[Stored rows]
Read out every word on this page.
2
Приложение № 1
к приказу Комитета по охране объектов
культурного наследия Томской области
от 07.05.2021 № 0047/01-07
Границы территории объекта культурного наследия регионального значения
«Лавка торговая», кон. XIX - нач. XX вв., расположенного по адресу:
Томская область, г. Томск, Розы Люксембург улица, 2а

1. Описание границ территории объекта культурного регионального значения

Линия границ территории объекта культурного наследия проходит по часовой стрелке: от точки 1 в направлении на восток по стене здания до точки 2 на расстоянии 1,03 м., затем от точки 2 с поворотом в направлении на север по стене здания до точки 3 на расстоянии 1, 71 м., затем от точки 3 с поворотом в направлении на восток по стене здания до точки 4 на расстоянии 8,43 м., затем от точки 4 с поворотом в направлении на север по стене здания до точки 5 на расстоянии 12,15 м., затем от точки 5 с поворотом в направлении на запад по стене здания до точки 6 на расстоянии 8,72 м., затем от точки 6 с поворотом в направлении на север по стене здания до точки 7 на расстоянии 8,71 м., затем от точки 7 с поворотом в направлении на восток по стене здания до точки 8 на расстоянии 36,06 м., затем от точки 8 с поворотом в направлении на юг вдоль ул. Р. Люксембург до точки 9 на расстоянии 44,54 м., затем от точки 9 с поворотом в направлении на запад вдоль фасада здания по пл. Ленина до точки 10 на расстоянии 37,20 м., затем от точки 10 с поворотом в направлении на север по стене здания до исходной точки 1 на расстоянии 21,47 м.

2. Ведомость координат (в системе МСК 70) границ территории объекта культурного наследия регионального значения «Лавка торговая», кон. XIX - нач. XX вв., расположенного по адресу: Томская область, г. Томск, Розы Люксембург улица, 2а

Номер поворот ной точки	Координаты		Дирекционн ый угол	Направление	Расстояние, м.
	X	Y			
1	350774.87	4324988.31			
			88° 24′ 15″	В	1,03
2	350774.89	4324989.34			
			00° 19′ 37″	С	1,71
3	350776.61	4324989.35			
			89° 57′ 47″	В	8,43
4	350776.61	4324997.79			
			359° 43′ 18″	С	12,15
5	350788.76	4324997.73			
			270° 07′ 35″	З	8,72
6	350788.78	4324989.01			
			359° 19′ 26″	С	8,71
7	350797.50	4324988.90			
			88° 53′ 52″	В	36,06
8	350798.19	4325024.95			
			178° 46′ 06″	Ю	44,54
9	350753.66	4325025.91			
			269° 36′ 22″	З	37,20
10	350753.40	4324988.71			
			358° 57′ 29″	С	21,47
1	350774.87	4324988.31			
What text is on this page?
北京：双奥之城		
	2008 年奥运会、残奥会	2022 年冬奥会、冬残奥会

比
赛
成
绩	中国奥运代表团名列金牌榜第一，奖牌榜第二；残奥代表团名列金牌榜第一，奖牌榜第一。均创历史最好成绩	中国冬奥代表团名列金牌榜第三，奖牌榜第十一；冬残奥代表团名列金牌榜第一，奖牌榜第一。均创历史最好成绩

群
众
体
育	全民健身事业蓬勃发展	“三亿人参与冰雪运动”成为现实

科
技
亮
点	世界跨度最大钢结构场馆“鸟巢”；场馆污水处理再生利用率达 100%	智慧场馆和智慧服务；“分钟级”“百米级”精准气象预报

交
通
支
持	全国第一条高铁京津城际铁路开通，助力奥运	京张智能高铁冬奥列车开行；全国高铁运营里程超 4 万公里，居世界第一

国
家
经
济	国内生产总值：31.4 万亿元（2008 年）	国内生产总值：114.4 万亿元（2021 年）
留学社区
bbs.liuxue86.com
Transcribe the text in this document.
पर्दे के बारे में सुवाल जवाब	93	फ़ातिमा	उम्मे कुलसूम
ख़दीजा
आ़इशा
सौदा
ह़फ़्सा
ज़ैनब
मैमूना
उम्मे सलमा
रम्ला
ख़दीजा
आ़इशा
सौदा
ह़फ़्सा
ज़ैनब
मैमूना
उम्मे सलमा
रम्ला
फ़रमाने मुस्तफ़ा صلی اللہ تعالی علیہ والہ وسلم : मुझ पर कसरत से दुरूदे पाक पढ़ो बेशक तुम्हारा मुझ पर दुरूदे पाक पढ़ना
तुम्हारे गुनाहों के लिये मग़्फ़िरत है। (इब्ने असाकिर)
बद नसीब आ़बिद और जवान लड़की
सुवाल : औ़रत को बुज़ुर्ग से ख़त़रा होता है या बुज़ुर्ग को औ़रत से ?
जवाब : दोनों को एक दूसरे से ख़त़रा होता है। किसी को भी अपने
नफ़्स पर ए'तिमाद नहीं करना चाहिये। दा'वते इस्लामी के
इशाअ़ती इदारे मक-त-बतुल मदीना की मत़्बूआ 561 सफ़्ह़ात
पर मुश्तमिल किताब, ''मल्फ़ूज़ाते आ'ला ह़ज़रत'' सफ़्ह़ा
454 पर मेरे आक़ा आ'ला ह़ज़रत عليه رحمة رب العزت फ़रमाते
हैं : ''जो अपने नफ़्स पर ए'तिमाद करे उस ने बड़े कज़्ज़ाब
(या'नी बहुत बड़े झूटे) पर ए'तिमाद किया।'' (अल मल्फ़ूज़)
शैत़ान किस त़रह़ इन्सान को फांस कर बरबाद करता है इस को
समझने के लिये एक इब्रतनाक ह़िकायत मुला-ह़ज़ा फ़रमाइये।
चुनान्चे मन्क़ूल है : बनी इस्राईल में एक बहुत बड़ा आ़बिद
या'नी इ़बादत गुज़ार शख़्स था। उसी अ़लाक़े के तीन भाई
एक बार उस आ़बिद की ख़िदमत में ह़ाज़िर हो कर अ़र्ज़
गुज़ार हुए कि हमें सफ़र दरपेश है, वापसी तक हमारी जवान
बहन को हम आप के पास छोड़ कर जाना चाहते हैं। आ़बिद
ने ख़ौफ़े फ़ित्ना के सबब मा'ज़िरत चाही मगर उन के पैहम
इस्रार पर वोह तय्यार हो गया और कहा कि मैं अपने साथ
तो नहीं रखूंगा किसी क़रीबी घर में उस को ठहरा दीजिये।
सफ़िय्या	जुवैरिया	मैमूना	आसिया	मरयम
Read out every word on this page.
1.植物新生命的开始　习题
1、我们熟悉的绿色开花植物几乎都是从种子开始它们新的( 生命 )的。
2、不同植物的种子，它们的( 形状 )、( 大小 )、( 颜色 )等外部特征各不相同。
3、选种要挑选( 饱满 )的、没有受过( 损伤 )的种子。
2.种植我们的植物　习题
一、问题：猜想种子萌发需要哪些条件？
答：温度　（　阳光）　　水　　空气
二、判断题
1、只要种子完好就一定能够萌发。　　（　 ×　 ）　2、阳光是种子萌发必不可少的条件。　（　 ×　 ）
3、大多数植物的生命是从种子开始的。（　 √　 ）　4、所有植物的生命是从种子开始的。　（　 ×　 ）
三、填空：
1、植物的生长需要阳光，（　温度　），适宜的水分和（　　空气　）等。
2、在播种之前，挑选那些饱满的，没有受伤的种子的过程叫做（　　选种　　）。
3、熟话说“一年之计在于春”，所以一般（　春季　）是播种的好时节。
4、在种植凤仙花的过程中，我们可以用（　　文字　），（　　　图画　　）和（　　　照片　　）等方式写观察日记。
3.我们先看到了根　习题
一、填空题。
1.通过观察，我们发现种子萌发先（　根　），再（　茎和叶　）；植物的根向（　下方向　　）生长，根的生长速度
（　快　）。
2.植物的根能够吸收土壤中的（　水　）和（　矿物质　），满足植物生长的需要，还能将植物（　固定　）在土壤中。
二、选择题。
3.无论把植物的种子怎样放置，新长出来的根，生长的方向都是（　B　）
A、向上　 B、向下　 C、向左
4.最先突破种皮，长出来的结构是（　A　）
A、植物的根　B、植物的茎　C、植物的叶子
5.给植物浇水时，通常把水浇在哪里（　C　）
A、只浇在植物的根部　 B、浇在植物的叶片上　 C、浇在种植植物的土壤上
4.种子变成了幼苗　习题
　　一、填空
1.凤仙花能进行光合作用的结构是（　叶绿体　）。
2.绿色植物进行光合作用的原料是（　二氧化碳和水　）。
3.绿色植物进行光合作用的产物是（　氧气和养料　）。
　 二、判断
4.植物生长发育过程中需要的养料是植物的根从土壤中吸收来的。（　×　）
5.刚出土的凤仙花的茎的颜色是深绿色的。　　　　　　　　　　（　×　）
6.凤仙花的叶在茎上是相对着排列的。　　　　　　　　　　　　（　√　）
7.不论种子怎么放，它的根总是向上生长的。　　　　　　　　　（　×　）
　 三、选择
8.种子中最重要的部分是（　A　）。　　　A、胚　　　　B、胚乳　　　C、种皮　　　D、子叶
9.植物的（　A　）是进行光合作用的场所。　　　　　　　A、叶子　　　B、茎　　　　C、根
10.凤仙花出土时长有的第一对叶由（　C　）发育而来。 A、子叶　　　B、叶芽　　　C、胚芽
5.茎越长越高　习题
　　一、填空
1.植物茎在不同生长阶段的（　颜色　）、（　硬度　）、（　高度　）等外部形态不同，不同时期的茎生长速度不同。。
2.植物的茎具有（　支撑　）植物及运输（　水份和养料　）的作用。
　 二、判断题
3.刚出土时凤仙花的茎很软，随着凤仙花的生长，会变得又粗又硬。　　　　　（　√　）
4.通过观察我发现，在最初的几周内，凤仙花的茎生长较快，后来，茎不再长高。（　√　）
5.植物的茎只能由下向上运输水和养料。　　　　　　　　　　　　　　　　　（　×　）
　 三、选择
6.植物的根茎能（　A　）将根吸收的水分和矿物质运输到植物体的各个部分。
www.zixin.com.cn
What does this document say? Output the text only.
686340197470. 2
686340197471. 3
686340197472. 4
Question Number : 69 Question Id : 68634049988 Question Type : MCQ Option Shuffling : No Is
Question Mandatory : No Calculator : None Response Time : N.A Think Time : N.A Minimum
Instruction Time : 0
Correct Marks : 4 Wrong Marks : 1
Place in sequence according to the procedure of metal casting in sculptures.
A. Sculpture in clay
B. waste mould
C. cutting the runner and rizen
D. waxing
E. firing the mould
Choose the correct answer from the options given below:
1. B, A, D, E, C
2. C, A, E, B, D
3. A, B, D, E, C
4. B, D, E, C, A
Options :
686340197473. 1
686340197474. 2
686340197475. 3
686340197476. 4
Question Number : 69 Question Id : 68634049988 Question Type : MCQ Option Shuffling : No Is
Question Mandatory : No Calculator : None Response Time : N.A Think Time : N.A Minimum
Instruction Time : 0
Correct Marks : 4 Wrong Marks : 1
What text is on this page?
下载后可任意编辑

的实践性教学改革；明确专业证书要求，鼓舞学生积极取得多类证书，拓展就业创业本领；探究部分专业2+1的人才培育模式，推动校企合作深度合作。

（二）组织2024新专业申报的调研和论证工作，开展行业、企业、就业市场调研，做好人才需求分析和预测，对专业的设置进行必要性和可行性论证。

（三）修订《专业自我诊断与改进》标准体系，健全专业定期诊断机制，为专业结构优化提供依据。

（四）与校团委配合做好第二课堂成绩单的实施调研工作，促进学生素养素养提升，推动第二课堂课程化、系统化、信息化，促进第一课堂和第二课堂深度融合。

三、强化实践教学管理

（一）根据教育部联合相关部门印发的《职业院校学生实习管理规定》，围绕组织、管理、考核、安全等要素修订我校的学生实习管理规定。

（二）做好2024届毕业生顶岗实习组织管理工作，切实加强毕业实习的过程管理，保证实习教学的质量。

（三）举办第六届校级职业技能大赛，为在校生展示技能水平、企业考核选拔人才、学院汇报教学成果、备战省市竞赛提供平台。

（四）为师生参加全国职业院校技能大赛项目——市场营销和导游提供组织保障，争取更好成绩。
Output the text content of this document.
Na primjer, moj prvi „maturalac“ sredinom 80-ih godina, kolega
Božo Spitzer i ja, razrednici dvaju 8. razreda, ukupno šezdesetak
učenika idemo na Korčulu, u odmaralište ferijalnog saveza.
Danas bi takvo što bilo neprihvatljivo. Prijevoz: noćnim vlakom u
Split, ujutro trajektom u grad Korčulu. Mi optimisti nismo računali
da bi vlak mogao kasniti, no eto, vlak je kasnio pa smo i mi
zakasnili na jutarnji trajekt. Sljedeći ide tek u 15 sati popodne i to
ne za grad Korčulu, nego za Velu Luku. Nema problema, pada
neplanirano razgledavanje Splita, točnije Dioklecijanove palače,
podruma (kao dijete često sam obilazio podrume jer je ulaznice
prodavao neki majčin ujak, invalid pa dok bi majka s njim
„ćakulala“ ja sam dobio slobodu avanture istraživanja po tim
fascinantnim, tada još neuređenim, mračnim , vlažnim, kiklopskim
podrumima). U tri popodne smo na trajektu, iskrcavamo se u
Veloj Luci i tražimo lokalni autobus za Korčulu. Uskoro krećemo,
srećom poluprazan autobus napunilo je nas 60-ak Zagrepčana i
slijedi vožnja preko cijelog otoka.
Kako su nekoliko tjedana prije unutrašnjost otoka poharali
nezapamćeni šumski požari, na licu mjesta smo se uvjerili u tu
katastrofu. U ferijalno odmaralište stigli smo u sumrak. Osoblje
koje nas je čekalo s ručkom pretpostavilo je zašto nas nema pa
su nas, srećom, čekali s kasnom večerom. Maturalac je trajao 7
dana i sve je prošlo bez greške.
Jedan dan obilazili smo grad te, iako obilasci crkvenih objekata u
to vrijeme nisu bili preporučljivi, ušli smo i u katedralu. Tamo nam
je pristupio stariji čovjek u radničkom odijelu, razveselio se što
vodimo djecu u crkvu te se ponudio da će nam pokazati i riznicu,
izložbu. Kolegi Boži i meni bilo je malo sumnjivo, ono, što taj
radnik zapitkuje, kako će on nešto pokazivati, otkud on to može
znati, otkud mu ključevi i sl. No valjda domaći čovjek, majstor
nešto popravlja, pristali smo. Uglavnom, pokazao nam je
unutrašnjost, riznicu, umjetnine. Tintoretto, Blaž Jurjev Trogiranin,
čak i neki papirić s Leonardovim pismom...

[Task objective]
Using the data above, copy each line that contains "область".

[Expected output]
Томская область, г. Томск, Розы Люксембург улица, 2а
2. Ведомость координат (в системе МСК 70) границ территории объекта культурного наследия регионального значения «Лавка торговая», кон. XIX - нач. XX вв., расположенного по адресу: Томская область, г. Томск, Розы Люксембург улица, 2а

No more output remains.